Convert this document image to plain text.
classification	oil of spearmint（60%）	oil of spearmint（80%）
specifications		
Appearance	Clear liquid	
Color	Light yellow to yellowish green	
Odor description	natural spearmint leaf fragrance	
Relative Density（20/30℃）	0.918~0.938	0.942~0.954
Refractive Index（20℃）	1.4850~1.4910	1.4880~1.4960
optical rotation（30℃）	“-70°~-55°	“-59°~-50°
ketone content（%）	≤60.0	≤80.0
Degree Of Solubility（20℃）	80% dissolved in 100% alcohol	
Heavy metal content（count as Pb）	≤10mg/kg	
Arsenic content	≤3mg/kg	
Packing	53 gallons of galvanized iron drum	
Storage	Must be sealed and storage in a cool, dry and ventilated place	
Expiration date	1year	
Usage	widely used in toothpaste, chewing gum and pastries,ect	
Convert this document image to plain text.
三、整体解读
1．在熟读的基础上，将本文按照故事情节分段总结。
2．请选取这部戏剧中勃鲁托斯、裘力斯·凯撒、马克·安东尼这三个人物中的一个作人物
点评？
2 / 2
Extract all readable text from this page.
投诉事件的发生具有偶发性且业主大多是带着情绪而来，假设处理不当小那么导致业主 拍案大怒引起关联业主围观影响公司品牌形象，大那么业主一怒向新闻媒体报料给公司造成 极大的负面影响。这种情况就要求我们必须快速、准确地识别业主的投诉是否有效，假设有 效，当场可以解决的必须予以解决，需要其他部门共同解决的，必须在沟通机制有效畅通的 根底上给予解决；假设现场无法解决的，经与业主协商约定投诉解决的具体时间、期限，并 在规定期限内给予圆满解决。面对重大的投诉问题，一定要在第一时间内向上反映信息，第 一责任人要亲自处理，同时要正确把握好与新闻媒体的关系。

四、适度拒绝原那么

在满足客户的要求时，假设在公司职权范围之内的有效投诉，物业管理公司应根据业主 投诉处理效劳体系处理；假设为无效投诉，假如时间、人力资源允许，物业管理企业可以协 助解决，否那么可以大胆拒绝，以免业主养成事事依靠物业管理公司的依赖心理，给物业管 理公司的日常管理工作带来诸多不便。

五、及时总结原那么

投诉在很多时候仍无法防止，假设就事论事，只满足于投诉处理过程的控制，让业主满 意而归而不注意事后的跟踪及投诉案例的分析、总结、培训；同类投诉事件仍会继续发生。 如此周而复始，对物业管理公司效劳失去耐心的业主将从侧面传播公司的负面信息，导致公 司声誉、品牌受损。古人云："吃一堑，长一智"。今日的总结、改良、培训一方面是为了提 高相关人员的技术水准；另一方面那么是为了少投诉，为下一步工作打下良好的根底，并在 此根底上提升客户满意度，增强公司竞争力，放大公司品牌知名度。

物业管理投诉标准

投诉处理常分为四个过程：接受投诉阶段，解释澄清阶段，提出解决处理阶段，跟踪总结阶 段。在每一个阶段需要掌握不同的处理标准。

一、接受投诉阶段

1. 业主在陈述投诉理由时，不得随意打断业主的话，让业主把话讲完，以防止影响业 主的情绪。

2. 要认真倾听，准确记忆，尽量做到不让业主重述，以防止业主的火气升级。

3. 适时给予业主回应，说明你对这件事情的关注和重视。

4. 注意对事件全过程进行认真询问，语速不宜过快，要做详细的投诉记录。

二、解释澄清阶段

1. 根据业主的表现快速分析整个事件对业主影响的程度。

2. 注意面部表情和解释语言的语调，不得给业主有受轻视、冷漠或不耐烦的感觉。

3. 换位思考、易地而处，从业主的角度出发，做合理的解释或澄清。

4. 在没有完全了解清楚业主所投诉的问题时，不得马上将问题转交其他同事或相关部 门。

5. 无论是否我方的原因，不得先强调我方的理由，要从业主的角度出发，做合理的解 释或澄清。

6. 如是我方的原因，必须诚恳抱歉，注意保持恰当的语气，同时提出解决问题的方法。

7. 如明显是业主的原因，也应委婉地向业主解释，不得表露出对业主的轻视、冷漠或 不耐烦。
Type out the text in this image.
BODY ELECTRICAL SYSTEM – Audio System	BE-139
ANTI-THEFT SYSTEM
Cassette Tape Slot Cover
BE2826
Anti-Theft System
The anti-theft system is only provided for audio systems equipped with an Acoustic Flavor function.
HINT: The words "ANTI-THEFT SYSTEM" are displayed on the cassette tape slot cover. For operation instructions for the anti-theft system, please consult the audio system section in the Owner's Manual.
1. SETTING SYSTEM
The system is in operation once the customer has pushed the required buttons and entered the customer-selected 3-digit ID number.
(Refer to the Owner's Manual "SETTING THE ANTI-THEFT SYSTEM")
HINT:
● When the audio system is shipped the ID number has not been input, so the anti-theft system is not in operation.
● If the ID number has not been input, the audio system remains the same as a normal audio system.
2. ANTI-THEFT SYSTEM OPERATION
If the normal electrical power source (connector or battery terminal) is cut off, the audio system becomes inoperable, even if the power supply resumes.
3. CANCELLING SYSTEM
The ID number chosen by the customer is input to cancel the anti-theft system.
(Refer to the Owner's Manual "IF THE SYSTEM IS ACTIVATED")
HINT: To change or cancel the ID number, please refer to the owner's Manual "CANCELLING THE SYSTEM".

- [Stated problem]
Your task is to output all of the data above word for word.

- [Reply to the task]
Convert this document image to plain text.
classification	oil of spearmint（60%）	oil of spearmint（80%）
specifications		
Appearance	Clear liquid	
Color	Light yellow to yellowish green	
Odor description	natural spearmint leaf fragrance	
Relative Density（20/30℃）	0.918~0.938	0.942~0.954
Refractive Index（20℃）	1.4850~1.4910	1.4880~1.4960
optical rotation（30℃）	“-70°~-55°	“-59°~-50°
ketone content（%）	≤60.0	≤80.0
Degree Of Solubility（20℃）	80% dissolved in 100% alcohol	
Heavy metal content（count as Pb）	≤10mg/kg	
Arsenic content	≤3mg/kg	
Packing	53 gallons of galvanized iron drum	
Storage	Must be sealed and storage in a cool, dry and ventilated place	
Expiration date	1year	
Usage	widely used in toothpaste, chewing gum and pastries,ect	
Convert this document image to plain text.
三、整体解读
1．在熟读的基础上，将本文按照故事情节分段总结。
2．请选取这部戏剧中勃鲁托斯、裘力斯·凯撒、马克·安东尼这三个人物中的一个作人物
点评？
2 / 2
Extract all readable text from this page.
投诉事件的发生具有偶发性且业主大多是带着情绪而来，假设处理不当小那么导致业主 拍案大怒引起关联业主围观影响公司品牌形象，大那么业主一怒向新闻媒体报料给公司造成 极大的负面影响。这种情况就要求我们必须快速、准确地识别业主的投诉是否有效，假设有 效，当场可以解决的必须予以解决，需要其他部门共同解决的，必须在沟通机制有效畅通的 根底上给予解决；假设现场无法解决的，经与业主协商约定投诉解决的具体时间、期限，并 在规定期限内给予圆满解决。面对重大的投诉问题，一定要在第一时间内向上反映信息，第 一责任人要亲自处理，同时要正确把握好与新闻媒体的关系。

四、适度拒绝原那么

在满足客户的要求时，假设在公司职权范围之内的有效投诉，物业管理公司应根据业主 投诉处理效劳体系处理；假设为无效投诉，假如时间、人力资源允许，物业管理企业可以协 助解决，否那么可以大胆拒绝，以免业主养成事事依靠物业管理公司的依赖心理，给物业管 理公司的日常管理工作带来诸多不便。

五、及时总结原那么

投诉在很多时候仍无法防止，假设就事论事，只满足于投诉处理过程的控制，让业主满 意而归而不注意事后的跟踪及投诉案例的分析、总结、培训；同类投诉事件仍会继续发生。 如此周而复始，对物业管理公司效劳失去耐心的业主将从侧面传播公司的负面信息，导致公 司声誉、品牌受损。古人云："吃一堑，长一智"。今日的总结、改良、培训一方面是为了提 高相关人员的技术水准；另一方面那么是为了少投诉，为下一步工作打下良好的根底，并在 此根底上提升客户满意度，增强公司竞争力，放大公司品牌知名度。

物业管理投诉标准

投诉处理常分为四个过程：接受投诉阶段，解释澄清阶段，提出解决处理阶段，跟踪总结阶 段。在每一个阶段需要掌握不同的处理标准。

一、接受投诉阶段

1. 业主在陈述投诉理由时，不得随意打断业主的话，让业主把话讲完，以防止影响业 主的情绪。

2. 要认真倾听，准确记忆，尽量做到不让业主重述，以防止业主的火气升级。

3. 适时给予业主回应，说明你对这件事情的关注和重视。

4. 注意对事件全过程进行认真询问，语速不宜过快，要做详细的投诉记录。

二、解释澄清阶段

1. 根据业主的表现快速分析整个事件对业主影响的程度。

2. 注意面部表情和解释语言的语调，不得给业主有受轻视、冷漠或不耐烦的感觉。

3. 换位思考、易地而处，从业主的角度出发，做合理的解释或澄清。

4. 在没有完全了解清楚业主所投诉的问题时，不得马上将问题转交其他同事或相关部 门。

5. 无论是否我方的原因，不得先强调我方的理由，要从业主的角度出发，做合理的解 释或澄清。

6. 如是我方的原因，必须诚恳抱歉，注意保持恰当的语气，同时提出解决问题的方法。

7. 如明显是业主的原因，也应委婉地向业主解释，不得表露出对业主的轻视、冷漠或 不耐烦。
Type out the text in this image.
BODY ELECTRICAL SYSTEM – Audio System	BE-139
ANTI-THEFT SYSTEM
Cassette Tape Slot Cover
BE2826
Anti-Theft System
The anti-theft system is only provided for audio systems equipped with an Acoustic Flavor function.
HINT: The words "ANTI-THEFT SYSTEM" are displayed on the cassette tape slot cover. For operation instructions for the anti-theft system, please consult the audio system section in the Owner's Manual.
1. SETTING SYSTEM
The system is in operation once the customer has pushed the required buttons and entered the customer-selected 3-digit ID number.
(Refer to the Owner's Manual "SETTING THE ANTI-THEFT SYSTEM")
HINT:
● When the audio system is shipped the ID number has not been input, so the anti-theft system is not in operation.
● If the ID number has not been input, the audio system remains the same as a normal audio system.
2. ANTI-THEFT SYSTEM OPERATION
If the normal electrical power source (connector or battery terminal) is cut off, the audio system becomes inoperable, even if the power supply resumes.
3. CANCELLING SYSTEM
The ID number chosen by the customer is input to cancel the anti-theft system.
(Refer to the Owner's Manual "IF THE SYSTEM IS ACTIVATED")
HINT: To change or cancel the ID number, please refer to the owner's Manual "CANCELLING THE SYSTEM".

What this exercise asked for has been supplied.